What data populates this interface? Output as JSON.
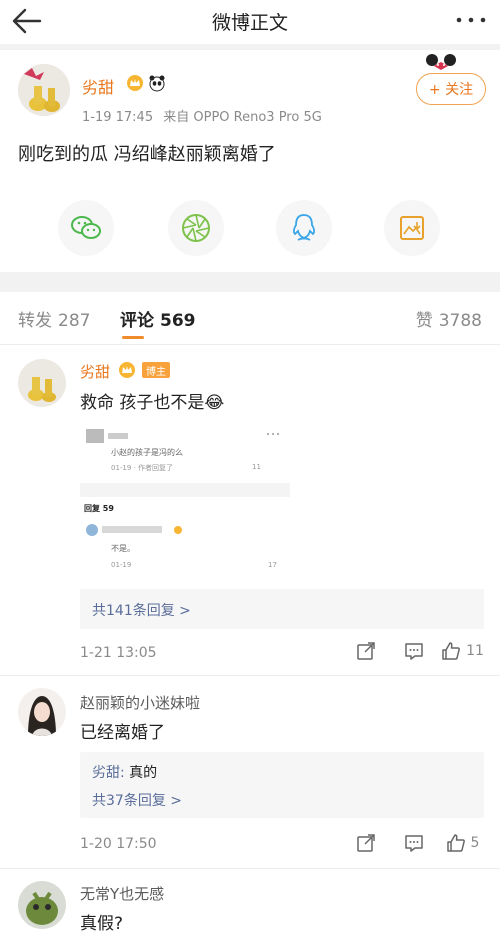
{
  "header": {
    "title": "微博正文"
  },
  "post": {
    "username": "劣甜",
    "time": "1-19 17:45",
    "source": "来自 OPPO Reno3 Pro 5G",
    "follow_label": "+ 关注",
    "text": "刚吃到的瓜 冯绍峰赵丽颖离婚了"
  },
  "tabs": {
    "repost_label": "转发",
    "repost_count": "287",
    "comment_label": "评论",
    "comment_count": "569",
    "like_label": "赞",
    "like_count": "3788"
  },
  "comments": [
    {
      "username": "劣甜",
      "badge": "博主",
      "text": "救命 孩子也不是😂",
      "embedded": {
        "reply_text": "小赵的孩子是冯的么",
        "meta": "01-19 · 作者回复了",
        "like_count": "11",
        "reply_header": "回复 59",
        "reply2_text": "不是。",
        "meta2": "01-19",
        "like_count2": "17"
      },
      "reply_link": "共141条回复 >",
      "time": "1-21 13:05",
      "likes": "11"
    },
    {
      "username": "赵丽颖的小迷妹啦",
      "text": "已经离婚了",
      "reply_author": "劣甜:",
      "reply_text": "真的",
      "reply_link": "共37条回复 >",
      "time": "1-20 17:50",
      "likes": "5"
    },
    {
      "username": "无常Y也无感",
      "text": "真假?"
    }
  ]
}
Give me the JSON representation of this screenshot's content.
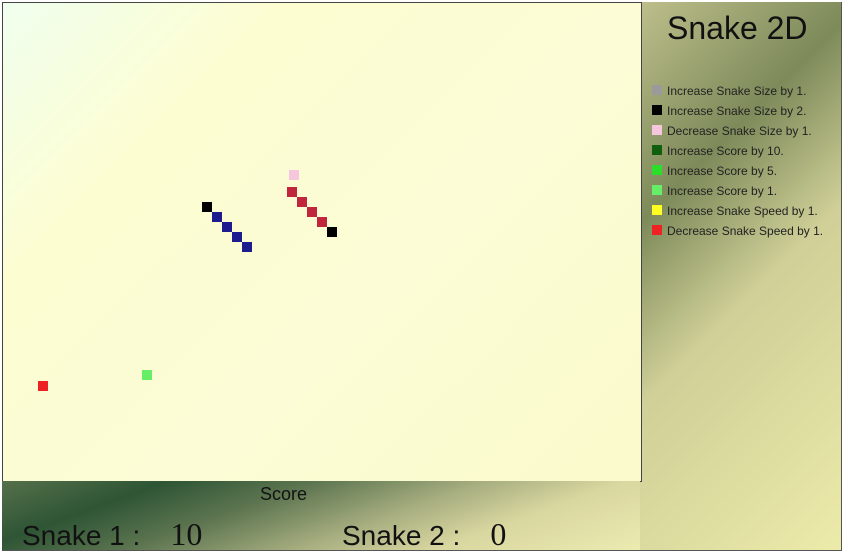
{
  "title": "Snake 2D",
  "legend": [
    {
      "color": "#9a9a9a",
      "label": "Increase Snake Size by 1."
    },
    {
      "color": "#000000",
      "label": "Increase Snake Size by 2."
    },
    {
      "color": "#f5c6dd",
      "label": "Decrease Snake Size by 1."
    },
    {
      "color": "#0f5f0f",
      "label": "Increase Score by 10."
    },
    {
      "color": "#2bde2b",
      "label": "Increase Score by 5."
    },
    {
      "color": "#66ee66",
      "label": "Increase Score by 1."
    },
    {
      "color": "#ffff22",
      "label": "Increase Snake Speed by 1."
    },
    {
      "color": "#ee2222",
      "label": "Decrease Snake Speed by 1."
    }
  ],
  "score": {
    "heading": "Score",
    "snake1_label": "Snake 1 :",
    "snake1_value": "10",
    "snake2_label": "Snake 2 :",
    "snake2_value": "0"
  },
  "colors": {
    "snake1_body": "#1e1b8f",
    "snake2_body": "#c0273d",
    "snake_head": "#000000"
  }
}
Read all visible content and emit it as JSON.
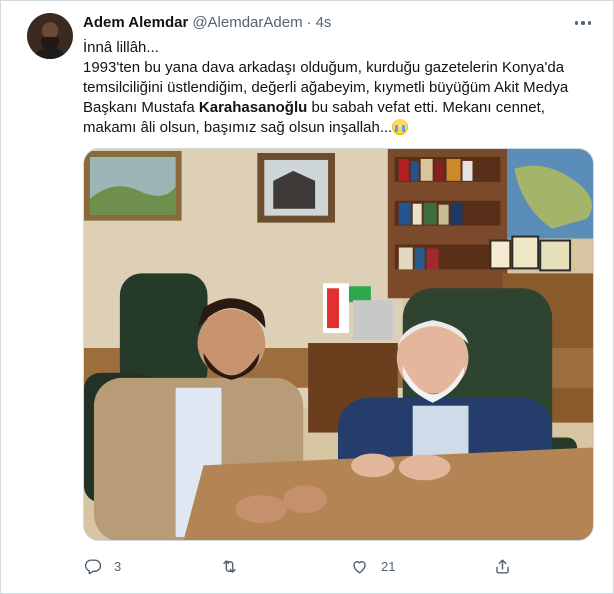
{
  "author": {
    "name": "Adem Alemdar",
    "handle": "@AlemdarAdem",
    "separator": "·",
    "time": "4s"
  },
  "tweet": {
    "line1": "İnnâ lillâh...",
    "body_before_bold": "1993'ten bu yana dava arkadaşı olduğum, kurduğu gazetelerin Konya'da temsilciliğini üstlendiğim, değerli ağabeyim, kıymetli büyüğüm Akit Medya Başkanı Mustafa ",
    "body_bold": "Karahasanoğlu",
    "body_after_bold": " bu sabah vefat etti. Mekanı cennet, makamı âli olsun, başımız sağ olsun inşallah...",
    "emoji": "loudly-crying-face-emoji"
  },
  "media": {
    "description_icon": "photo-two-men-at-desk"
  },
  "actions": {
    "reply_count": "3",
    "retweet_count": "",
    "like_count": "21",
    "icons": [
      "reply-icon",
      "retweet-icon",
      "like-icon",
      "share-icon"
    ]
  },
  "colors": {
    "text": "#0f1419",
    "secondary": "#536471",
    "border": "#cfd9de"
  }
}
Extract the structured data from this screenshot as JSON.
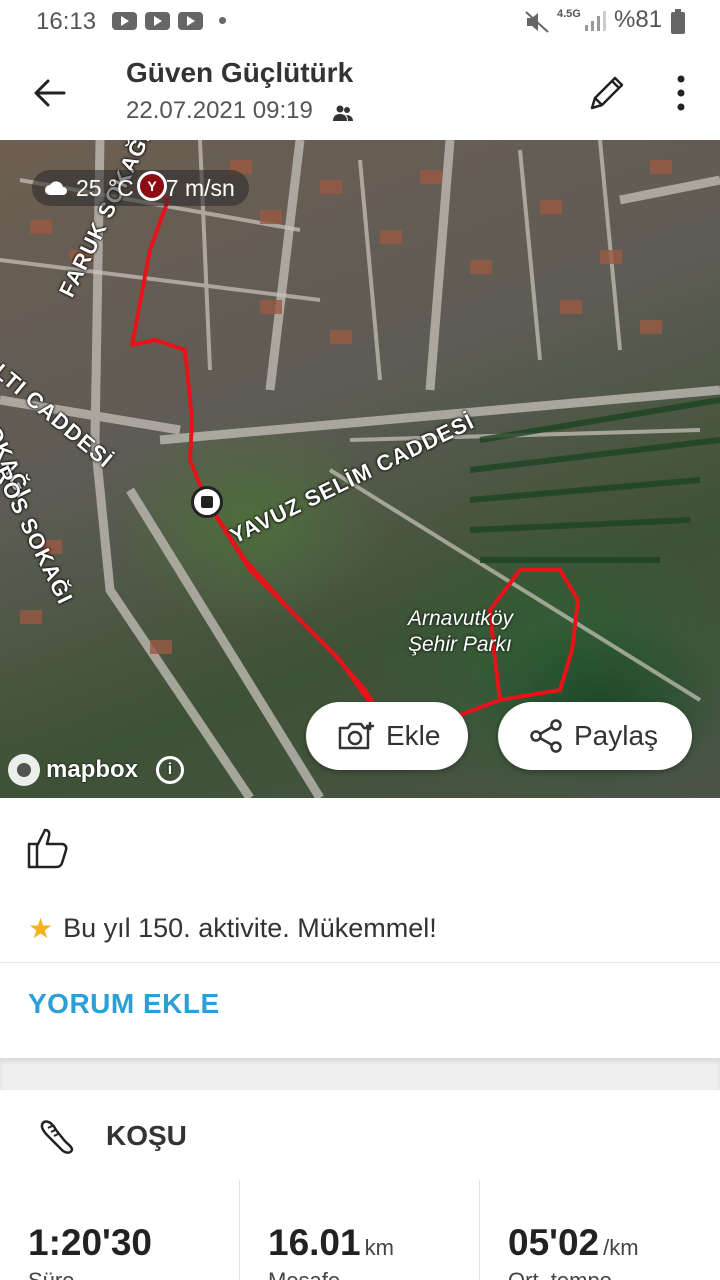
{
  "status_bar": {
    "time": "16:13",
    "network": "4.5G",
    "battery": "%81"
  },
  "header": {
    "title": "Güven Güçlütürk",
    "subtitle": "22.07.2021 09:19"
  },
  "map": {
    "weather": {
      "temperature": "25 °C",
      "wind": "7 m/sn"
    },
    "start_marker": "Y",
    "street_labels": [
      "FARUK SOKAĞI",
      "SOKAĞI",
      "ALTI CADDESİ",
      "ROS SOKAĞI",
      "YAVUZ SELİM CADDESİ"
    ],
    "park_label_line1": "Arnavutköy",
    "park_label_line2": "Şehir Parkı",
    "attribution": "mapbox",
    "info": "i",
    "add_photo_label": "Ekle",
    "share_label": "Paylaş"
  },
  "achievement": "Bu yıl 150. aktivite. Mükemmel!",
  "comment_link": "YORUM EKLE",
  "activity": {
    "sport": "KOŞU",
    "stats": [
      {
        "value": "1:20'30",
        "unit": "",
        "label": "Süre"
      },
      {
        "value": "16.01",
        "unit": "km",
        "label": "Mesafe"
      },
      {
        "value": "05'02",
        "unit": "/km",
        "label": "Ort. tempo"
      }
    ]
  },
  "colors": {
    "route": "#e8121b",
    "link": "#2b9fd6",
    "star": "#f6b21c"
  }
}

■ ■ ■ ■ ■ ■ ■

Return the listing above unchanged, apart from dropping its pictures.

What data populates this interface? Output as JSON.
{
  "header": {
    "title": "微博正文"
  },
  "post": {
    "username": "劣甜",
    "time": "1-19 17:45",
    "source": "来自 OPPO Reno3 Pro 5G",
    "follow_label": "+ 关注",
    "text": "刚吃到的瓜 冯绍峰赵丽颖离婚了"
  },
  "tabs": {
    "repost_label": "转发",
    "repost_count": "287",
    "comment_label": "评论",
    "comment_count": "569",
    "like_label": "赞",
    "like_count": "3788"
  },
  "comments": [
    {
      "username": "劣甜",
      "badge": "博主",
      "text": "救命 孩子也不是😂",
      "embedded": {
        "reply_text": "小赵的孩子是冯的么",
        "meta": "01-19 · 作者回复了",
        "like_count": "11",
        "reply_header": "回复 59",
        "reply2_text": "不是。",
        "meta2": "01-19",
        "like_count2": "17"
      },
      "reply_link": "共141条回复 >",
      "time": "1-21 13:05",
      "likes": "11"
    },
    {
      "username": "赵丽颖的小迷妹啦",
      "text": "已经离婚了",
      "reply_author": "劣甜:",
      "reply_text": "真的",
      "reply_link": "共37条回复 >",
      "time": "1-20 17:50",
      "likes": "5"
    },
    {
      "username": "无常Y也无感",
      "text": "真假?"
    }
  ]
}
Give me the JSON representation of this screenshot's content.
{
  "title": "Snake 2D",
  "legend": [
    {
      "color": "#9a9a9a",
      "label": "Increase Snake Size by 1."
    },
    {
      "color": "#000000",
      "label": "Increase Snake Size by 2."
    },
    {
      "color": "#f5c6dd",
      "label": "Decrease Snake Size by 1."
    },
    {
      "color": "#0f5f0f",
      "label": "Increase Score by 10."
    },
    {
      "color": "#2bde2b",
      "label": "Increase Score by 5."
    },
    {
      "color": "#66ee66",
      "label": "Increase Score by 1."
    },
    {
      "color": "#ffff22",
      "label": "Increase Snake Speed by 1."
    },
    {
      "color": "#ee2222",
      "label": "Decrease Snake Speed by 1."
    }
  ],
  "score": {
    "heading": "Score",
    "snake1_label": "Snake 1 :",
    "snake1_value": "10",
    "snake2_label": "Snake 2 :",
    "snake2_value": "0"
  },
  "colors": {
    "snake1_body": "#1e1b8f",
    "snake2_body": "#c0273d",
    "snake_head": "#000000"
  }
}
Read all visible content and emit it as JSON.
{
  "author": {
    "name": "Adem Alemdar",
    "handle": "@AlemdarAdem",
    "separator": "·",
    "time": "4s"
  },
  "tweet": {
    "line1": "İnnâ lillâh...",
    "body_before_bold": "1993'ten bu yana dava arkadaşı olduğum, kurduğu gazetelerin Konya'da temsilciliğini üstlendiğim, değerli ağabeyim, kıymetli büyüğüm Akit Medya Başkanı Mustafa ",
    "body_bold": "Karahasanoğlu",
    "body_after_bold": " bu sabah vefat etti. Mekanı cennet, makamı âli olsun, başımız sağ olsun inşallah...",
    "emoji": "loudly-crying-face-emoji"
  },
  "media": {
    "description_icon": "photo-two-men-at-desk"
  },
  "actions": {
    "reply_count": "3",
    "retweet_count": "",
    "like_count": "21",
    "icons": [
      "reply-icon",
      "retweet-icon",
      "like-icon",
      "share-icon"
    ]
  },
  "colors": {
    "text": "#0f1419",
    "secondary": "#536471",
    "border": "#cfd9de"
  }
}
Extract the structured data from this screenshot as JSON.
{
  "status_bar": {
    "time": "16:13",
    "network": "4.5G",
    "battery": "%81"
  },
  "header": {
    "title": "Güven Güçlütürk",
    "subtitle": "22.07.2021 09:19"
  },
  "map": {
    "weather": {
      "temperature": "25 °C",
      "wind": "7 m/sn"
    },
    "start_marker": "Y",
    "street_labels": [
      "FARUK SOKAĞI",
      "SOKAĞI",
      "ALTI CADDESİ",
      "ROS SOKAĞI",
      "YAVUZ SELİM CADDESİ"
    ],
    "park_label_line1": "Arnavutköy",
    "park_label_line2": "Şehir Parkı",
    "attribution": "mapbox",
    "info": "i",
    "add_photo_label": "Ekle",
    "share_label": "Paylaş"
  },
  "achievement": "Bu yıl 150. aktivite. Mükemmel!",
  "comment_link": "YORUM EKLE",
  "activity": {
    "sport": "KOŞU",
    "stats": [
      {
        "value": "1:20'30",
        "unit": "",
        "label": "Süre"
      },
      {
        "value": "16.01",
        "unit": "km",
        "label": "Mesafe"
      },
      {
        "value": "05'02",
        "unit": "/km",
        "label": "Ort. tempo"
      }
    ]
  },
  "colors": {
    "route": "#e8121b",
    "link": "#2b9fd6",
    "star": "#f6b21c"
  }
}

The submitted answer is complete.